§ Exercise requirements:
From the listing that follows, extract every line and set it down unaltered.

━━━━━━━━━━━━━━━━

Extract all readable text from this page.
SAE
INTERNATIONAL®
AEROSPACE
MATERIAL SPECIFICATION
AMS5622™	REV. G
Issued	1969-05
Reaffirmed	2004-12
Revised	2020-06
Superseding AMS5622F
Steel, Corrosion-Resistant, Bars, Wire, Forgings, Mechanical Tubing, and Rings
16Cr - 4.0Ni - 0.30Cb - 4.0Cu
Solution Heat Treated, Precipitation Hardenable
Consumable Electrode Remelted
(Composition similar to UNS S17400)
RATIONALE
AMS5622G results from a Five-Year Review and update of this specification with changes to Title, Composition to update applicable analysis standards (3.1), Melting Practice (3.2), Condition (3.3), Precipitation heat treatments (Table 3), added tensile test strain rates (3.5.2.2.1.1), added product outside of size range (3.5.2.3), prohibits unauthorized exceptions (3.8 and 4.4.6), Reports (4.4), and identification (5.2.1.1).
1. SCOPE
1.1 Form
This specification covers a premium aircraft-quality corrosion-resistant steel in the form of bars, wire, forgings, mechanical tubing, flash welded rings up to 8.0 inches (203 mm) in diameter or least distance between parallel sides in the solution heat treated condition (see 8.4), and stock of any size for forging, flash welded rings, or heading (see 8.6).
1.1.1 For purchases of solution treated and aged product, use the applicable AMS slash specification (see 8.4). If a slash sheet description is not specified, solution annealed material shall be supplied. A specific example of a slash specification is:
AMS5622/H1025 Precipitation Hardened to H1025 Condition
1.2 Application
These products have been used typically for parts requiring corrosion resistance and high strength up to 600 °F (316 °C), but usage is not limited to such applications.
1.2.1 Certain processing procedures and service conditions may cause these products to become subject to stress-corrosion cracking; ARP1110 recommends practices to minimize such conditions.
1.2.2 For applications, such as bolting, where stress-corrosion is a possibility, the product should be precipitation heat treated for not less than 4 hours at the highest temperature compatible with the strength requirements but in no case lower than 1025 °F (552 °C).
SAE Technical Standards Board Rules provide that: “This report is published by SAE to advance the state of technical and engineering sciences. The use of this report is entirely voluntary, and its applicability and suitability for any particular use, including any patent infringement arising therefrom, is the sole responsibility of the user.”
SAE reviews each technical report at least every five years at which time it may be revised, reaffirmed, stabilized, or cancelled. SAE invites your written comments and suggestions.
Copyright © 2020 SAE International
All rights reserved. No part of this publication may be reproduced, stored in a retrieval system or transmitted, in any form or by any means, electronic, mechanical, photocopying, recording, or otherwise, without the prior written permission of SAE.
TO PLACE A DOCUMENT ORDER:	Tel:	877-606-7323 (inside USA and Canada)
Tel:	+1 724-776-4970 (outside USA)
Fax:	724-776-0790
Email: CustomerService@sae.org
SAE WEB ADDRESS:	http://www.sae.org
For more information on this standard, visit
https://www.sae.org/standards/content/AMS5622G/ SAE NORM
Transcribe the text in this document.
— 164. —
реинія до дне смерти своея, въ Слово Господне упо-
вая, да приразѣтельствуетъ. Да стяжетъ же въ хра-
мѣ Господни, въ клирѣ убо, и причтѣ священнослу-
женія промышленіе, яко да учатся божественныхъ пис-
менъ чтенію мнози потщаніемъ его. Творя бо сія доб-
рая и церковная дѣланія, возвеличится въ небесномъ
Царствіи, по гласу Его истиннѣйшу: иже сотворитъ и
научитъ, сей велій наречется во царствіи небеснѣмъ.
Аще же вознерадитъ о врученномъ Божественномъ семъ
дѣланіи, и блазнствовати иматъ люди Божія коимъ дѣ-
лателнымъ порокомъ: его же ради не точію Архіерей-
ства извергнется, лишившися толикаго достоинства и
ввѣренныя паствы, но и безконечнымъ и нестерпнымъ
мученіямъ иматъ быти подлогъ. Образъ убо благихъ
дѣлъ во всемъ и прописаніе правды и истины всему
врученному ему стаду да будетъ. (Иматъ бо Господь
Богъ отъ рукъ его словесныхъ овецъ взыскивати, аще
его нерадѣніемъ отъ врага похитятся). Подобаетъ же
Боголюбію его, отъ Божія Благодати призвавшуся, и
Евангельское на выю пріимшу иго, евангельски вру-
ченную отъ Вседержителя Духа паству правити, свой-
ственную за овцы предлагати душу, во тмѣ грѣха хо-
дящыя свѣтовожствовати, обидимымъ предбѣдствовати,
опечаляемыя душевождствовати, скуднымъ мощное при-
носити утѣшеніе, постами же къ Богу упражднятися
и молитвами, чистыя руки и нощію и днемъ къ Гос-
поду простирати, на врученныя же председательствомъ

━━━━━━━━━━━━━━━━

§ Task solution:
Extract all readable text from this page.
SAE
INTERNATIONAL®
AEROSPACE
MATERIAL SPECIFICATION
AMS5622™	REV. G
Issued	1969-05
Reaffirmed	2004-12
Revised	2020-06
Superseding AMS5622F
Steel, Corrosion-Resistant, Bars, Wire, Forgings, Mechanical Tubing, and Rings
16Cr - 4.0Ni - 0.30Cb - 4.0Cu
Solution Heat Treated, Precipitation Hardenable
Consumable Electrode Remelted
(Composition similar to UNS S17400)
RATIONALE
AMS5622G results from a Five-Year Review and update of this specification with changes to Title, Composition to update applicable analysis standards (3.1), Melting Practice (3.2), Condition (3.3), Precipitation heat treatments (Table 3), added tensile test strain rates (3.5.2.2.1.1), added product outside of size range (3.5.2.3), prohibits unauthorized exceptions (3.8 and 4.4.6), Reports (4.4), and identification (5.2.1.1).
1. SCOPE
1.1 Form
This specification covers a premium aircraft-quality corrosion-resistant steel in the form of bars, wire, forgings, mechanical tubing, flash welded rings up to 8.0 inches (203 mm) in diameter or least distance between parallel sides in the solution heat treated condition (see 8.4), and stock of any size for forging, flash welded rings, or heading (see 8.6).
1.1.1 For purchases of solution treated and aged product, use the applicable AMS slash specification (see 8.4). If a slash sheet description is not specified, solution annealed material shall be supplied. A specific example of a slash specification is:
AMS5622/H1025 Precipitation Hardened to H1025 Condition
1.2 Application
These products have been used typically for parts requiring corrosion resistance and high strength up to 600 °F (316 °C), but usage is not limited to such applications.
1.2.1 Certain processing procedures and service conditions may cause these products to become subject to stress-corrosion cracking; ARP1110 recommends practices to minimize such conditions.
1.2.2 For applications, such as bolting, where stress-corrosion is a possibility, the product should be precipitation heat treated for not less than 4 hours at the highest temperature compatible with the strength requirements but in no case lower than 1025 °F (552 °C).
SAE Technical Standards Board Rules provide that: “This report is published by SAE to advance the state of technical and engineering sciences. The use of this report is entirely voluntary, and its applicability and suitability for any particular use, including any patent infringement arising therefrom, is the sole responsibility of the user.”
SAE reviews each technical report at least every five years at which time it may be revised, reaffirmed, stabilized, or cancelled. SAE invites your written comments and suggestions.
Copyright © 2020 SAE International
All rights reserved. No part of this publication may be reproduced, stored in a retrieval system or transmitted, in any form or by any means, electronic, mechanical, photocopying, recording, or otherwise, without the prior written permission of SAE.
TO PLACE A DOCUMENT ORDER:	Tel:	877-606-7323 (inside USA and Canada)
Tel:	+1 724-776-4970 (outside USA)
Fax:	724-776-0790
Email: CustomerService@sae.org
SAE WEB ADDRESS:	http://www.sae.org
For more information on this standard, visit
https://www.sae.org/standards/content/AMS5622G/ SAE NORM
Transcribe the text in this document.
— 164. —
реинія до дне смерти своея, въ Слово Господне упо-
вая, да приразѣтельствуетъ. Да стяжетъ же въ хра-
мѣ Господни, въ клирѣ убо, и причтѣ священнослу-
женія промышленіе, яко да учатся божественныхъ пис-
менъ чтенію мнози потщаніемъ его. Творя бо сія доб-
рая и церковная дѣланія, возвеличится въ небесномъ
Царствіи, по гласу Его истиннѣйшу: иже сотворитъ и
научитъ, сей велій наречется во царствіи небеснѣмъ.
Аще же вознерадитъ о врученномъ Божественномъ семъ
дѣланіи, и блазнствовати иматъ люди Божія коимъ дѣ-
лателнымъ порокомъ: его же ради не точію Архіерей-
ства извергнется, лишившися толикаго достоинства и
ввѣренныя паствы, но и безконечнымъ и нестерпнымъ
мученіямъ иматъ быти подлогъ. Образъ убо благихъ
дѣлъ во всемъ и прописаніе правды и истины всему
врученному ему стаду да будетъ. (Иматъ бо Господь
Богъ отъ рукъ его словесныхъ овецъ взыскивати, аще
его нерадѣніемъ отъ врага похитятся). Подобаетъ же
Боголюбію его, отъ Божія Благодати призвавшуся, и
Евангельское на выю пріимшу иго, евангельски вру-
ченную отъ Вседержителя Духа паству правити, свой-
ственную за овцы предлагати душу, во тмѣ грѣха хо-
дящыя свѣтовожствовати, обидимымъ предбѣдствовати,
опечаляемыя душевождствовати, скуднымъ мощное при-
носити утѣшеніе, постами же къ Богу упражднятися
и молитвами, чистыя руки и нощію и днемъ къ Гос-
поду простирати, на врученныя же председательствомъ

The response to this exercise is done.